Give every line from the entries that contains "бюджетным".
---- Records provided
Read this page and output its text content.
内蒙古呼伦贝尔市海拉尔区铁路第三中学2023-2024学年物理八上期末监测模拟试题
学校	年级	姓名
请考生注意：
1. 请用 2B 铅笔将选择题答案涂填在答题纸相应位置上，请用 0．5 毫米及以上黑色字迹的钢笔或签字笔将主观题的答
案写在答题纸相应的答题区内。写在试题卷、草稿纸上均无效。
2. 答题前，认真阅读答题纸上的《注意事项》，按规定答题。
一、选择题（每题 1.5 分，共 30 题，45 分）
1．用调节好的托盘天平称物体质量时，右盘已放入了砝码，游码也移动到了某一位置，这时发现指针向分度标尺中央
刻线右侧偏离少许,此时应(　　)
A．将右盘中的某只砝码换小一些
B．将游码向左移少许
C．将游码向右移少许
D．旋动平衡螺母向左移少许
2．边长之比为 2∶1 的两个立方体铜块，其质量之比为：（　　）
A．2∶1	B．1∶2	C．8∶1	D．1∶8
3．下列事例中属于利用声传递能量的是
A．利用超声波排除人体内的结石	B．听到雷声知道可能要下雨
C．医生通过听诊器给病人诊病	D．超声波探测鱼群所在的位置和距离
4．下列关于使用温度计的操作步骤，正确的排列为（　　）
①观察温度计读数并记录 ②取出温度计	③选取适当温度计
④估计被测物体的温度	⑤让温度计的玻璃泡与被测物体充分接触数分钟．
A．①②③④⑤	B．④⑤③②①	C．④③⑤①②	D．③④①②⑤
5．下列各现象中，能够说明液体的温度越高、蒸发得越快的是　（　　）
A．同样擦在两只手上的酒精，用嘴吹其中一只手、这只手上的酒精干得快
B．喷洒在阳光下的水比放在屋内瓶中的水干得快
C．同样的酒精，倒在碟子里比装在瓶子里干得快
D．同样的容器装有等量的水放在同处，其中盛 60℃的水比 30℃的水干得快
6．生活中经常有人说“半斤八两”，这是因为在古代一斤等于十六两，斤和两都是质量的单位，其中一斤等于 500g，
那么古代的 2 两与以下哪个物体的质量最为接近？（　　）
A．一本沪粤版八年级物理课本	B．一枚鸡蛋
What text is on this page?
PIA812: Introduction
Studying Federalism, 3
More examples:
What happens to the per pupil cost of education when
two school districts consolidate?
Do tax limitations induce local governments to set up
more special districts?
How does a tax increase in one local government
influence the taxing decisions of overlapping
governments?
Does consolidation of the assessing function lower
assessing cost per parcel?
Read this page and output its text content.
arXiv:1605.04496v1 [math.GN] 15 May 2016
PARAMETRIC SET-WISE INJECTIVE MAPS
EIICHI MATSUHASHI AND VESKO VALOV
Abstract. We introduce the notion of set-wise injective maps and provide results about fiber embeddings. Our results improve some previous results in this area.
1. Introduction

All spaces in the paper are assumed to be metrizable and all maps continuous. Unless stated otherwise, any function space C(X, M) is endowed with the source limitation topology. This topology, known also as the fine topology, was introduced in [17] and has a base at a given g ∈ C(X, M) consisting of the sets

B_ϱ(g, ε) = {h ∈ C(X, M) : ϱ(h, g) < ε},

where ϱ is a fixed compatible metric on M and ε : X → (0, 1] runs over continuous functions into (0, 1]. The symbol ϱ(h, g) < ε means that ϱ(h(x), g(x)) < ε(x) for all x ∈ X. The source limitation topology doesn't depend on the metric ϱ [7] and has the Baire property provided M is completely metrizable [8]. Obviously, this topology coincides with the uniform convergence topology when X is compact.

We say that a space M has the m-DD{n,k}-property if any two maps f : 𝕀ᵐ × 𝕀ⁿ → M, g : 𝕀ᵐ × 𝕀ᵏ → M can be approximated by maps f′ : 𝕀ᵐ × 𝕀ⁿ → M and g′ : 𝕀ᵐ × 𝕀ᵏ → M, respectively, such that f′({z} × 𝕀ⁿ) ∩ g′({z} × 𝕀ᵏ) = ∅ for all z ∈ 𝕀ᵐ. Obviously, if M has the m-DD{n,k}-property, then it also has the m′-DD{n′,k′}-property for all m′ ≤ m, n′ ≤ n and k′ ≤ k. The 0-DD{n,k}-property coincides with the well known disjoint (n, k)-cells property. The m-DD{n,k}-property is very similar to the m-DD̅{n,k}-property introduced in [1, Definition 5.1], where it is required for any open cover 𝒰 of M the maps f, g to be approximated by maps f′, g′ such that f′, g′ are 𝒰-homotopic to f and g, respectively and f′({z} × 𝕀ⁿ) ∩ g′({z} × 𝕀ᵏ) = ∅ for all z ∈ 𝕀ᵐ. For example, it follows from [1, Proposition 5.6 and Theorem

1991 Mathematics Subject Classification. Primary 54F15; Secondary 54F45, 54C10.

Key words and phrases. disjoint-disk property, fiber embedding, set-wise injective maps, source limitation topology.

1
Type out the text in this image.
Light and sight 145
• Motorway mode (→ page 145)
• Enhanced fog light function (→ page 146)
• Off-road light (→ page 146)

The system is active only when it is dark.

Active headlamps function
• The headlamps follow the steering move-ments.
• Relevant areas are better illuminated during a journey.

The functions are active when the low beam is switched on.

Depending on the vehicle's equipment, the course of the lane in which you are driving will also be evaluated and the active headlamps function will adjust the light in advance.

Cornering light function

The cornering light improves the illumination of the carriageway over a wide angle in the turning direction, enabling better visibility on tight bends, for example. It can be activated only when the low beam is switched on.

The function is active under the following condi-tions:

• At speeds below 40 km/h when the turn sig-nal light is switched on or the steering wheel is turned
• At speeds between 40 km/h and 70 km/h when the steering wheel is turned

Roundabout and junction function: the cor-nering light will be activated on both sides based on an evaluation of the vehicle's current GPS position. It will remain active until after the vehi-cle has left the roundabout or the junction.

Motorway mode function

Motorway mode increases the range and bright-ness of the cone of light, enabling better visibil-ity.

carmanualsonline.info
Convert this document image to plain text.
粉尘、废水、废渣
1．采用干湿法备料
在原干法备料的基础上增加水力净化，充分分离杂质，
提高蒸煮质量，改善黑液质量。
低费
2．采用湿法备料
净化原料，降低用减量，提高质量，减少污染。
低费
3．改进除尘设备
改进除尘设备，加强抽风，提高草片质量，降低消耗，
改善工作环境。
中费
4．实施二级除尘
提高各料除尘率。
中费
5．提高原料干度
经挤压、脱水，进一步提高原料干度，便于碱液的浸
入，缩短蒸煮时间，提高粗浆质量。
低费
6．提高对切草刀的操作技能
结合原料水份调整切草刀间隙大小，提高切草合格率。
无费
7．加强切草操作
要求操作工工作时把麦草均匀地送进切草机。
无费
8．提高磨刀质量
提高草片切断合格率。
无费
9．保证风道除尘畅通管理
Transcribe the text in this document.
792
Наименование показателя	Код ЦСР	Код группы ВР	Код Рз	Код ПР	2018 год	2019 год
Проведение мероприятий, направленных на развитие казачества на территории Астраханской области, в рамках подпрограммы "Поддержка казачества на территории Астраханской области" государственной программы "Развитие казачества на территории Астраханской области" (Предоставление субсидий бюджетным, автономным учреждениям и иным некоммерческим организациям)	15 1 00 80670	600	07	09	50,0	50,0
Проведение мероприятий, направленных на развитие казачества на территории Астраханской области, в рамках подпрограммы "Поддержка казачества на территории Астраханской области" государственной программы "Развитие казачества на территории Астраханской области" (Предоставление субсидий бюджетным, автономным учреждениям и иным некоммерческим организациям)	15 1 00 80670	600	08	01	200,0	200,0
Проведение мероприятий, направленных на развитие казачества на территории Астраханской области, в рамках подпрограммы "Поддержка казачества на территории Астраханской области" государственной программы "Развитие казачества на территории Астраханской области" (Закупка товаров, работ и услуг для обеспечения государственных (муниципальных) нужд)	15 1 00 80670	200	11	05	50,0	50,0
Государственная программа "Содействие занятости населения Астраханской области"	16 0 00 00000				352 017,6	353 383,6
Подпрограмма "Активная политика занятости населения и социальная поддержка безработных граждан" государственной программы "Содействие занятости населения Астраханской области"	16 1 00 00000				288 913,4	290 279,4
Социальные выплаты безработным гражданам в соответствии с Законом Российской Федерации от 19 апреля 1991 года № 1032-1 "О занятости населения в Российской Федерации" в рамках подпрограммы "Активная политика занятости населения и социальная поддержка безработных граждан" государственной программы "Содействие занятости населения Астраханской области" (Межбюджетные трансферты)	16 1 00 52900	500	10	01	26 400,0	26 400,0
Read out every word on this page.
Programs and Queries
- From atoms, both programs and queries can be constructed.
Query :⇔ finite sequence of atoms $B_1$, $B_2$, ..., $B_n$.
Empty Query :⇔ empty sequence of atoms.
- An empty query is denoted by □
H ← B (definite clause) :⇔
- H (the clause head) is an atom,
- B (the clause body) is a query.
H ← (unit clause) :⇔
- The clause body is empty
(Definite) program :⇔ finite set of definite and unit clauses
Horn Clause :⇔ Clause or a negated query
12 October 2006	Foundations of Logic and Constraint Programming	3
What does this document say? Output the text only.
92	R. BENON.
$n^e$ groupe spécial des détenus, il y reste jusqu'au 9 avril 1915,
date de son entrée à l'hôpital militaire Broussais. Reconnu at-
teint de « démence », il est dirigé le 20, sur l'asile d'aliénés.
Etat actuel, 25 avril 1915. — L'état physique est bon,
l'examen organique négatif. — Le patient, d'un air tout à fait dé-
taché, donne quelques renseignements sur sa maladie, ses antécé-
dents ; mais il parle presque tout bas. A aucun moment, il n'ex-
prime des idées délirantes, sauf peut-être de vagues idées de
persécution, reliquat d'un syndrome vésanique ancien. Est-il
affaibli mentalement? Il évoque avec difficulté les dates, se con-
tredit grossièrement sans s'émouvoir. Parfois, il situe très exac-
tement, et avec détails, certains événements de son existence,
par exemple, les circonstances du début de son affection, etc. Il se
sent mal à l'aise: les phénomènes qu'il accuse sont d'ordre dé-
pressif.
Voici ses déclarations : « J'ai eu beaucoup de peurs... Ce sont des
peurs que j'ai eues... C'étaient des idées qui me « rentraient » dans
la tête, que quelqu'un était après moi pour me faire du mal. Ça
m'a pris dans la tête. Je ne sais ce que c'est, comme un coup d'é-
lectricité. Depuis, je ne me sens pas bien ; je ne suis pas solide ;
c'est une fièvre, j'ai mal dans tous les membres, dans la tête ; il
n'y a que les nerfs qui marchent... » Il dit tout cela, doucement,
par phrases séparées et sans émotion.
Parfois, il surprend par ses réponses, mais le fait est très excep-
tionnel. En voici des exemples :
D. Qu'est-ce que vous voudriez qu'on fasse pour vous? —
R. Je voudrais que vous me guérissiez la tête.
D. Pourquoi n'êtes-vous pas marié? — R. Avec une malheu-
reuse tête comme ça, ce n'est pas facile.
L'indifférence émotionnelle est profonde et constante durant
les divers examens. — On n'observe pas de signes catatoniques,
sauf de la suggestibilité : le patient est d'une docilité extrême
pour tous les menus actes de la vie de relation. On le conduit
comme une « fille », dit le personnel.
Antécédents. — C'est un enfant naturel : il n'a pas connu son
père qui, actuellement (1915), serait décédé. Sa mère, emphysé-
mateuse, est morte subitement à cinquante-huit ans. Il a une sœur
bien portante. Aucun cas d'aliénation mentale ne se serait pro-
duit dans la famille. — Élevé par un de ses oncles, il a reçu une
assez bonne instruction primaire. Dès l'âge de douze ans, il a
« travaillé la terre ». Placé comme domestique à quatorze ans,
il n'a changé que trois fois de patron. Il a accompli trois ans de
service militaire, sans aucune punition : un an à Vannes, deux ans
--------
- _Solution_
Проведение мероприятий, направленных на развитие казачества на территории Астраханской области, в рамках подпрограммы "Поддержка казачества на территории Астраханской области" государственной программы "Развитие казачества на территории Астраханской области" (Предоставление субсидий бюджетным, автономным учреждениям и иным некоммерческим организациям)	15 1 00 80670	600	07	09	50,0	50,0
Проведение мероприятий, направленных на развитие казачества на территории Астраханской области, в рамках подпрограммы "Поддержка казачества на территории Астраханской области" государственной программы "Развитие казачества на территории Астраханской области" (Предоставление субсидий бюджетным, автономным учреждениям и иным некоммерческим организациям)	15 1 00 80670	600	08	01	200,0	200,0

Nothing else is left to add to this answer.